[Source data]
----------------

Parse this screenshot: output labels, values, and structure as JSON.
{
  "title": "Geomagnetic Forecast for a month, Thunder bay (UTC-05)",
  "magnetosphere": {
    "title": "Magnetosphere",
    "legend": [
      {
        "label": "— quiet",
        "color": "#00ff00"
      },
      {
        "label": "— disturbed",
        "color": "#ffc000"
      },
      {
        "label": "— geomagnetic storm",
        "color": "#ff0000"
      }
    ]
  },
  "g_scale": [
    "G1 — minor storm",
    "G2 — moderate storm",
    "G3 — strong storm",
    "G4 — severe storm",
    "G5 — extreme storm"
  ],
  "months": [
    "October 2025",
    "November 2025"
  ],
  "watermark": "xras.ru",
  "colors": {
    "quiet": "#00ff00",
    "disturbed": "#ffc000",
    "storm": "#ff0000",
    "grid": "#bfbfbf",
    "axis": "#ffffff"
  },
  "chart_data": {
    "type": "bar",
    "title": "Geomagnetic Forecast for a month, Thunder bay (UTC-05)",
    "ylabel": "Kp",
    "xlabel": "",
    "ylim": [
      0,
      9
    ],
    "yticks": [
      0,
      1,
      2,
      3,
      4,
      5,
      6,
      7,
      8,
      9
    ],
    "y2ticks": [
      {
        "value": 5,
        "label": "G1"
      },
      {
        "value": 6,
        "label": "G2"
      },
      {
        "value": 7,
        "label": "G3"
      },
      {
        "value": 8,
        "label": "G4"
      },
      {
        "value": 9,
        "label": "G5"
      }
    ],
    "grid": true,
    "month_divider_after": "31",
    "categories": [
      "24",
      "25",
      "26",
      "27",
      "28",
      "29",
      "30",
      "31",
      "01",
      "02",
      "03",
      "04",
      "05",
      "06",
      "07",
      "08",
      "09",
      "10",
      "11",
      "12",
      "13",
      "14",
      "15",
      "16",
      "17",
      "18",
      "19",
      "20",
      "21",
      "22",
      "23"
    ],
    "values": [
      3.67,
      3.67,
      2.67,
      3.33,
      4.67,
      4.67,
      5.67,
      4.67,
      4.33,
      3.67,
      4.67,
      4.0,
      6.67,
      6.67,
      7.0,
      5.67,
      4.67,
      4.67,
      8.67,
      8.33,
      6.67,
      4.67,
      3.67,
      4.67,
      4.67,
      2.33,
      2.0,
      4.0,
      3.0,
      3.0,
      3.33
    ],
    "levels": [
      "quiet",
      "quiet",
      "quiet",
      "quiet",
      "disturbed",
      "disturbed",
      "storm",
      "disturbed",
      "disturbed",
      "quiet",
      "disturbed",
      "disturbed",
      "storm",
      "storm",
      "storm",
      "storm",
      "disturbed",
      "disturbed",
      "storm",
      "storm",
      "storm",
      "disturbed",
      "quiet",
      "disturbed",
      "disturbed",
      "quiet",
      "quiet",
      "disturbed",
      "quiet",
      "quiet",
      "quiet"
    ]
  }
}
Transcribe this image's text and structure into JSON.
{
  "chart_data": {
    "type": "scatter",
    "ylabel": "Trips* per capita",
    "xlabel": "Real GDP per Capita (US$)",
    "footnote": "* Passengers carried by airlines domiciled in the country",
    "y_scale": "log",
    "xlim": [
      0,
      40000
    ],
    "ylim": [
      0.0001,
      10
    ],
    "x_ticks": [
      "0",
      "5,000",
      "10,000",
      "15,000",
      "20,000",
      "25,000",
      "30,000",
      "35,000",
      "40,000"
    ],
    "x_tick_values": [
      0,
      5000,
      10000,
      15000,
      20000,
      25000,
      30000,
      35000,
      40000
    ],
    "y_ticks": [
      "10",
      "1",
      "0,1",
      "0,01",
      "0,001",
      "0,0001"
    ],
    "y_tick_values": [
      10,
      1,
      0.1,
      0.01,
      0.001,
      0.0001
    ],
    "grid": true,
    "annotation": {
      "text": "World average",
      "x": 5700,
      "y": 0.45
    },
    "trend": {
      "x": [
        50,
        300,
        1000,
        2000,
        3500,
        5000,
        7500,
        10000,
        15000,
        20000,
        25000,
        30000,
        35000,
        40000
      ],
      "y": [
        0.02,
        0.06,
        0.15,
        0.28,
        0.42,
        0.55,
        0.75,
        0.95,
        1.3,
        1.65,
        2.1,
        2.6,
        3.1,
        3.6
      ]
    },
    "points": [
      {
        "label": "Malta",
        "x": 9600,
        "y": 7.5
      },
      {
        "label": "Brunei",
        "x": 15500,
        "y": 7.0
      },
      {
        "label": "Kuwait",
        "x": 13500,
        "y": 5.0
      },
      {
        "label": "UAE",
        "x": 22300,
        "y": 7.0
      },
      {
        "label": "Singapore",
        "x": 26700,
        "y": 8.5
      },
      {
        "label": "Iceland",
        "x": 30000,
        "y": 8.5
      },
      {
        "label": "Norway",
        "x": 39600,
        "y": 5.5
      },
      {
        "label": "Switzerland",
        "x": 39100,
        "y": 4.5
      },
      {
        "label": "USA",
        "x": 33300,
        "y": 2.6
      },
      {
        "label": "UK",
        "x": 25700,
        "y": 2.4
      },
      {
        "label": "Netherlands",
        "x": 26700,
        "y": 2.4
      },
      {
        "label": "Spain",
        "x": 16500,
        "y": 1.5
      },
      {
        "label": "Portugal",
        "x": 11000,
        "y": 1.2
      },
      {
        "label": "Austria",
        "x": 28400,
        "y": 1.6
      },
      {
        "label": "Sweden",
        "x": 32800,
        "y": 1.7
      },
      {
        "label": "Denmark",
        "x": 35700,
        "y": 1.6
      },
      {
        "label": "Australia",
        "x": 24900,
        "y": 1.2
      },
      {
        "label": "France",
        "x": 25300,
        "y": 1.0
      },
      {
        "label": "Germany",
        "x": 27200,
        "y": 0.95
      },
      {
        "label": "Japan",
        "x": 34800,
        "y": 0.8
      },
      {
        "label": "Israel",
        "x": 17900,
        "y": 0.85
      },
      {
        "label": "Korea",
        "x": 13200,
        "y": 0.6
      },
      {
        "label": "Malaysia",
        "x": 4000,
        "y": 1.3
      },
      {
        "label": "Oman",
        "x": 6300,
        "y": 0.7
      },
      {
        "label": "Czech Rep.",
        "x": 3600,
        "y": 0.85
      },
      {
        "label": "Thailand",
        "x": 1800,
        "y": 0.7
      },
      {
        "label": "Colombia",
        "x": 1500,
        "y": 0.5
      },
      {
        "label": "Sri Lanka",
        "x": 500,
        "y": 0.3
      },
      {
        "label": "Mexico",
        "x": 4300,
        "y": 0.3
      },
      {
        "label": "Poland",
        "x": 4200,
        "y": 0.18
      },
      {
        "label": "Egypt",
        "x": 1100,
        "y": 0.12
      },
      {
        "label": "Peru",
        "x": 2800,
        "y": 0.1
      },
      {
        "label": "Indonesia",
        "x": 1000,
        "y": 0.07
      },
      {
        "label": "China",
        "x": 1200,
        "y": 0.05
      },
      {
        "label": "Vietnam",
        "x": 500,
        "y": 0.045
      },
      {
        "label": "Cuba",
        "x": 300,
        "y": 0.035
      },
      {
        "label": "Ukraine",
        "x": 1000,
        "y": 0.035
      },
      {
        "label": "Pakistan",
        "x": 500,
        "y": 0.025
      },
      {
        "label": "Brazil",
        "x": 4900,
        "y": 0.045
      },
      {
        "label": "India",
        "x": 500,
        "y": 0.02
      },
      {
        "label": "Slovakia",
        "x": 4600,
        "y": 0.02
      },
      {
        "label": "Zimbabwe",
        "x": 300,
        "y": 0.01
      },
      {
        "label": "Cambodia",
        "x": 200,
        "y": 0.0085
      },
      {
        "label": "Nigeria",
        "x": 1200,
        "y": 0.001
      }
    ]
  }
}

----------------

Task instructions:
From the listing above, collect every line that mentions the word "this".

Exercise result:
Parse this screenshot: output labels, values, and structure as JSON.
Transcribe this image's text and structure into JSON.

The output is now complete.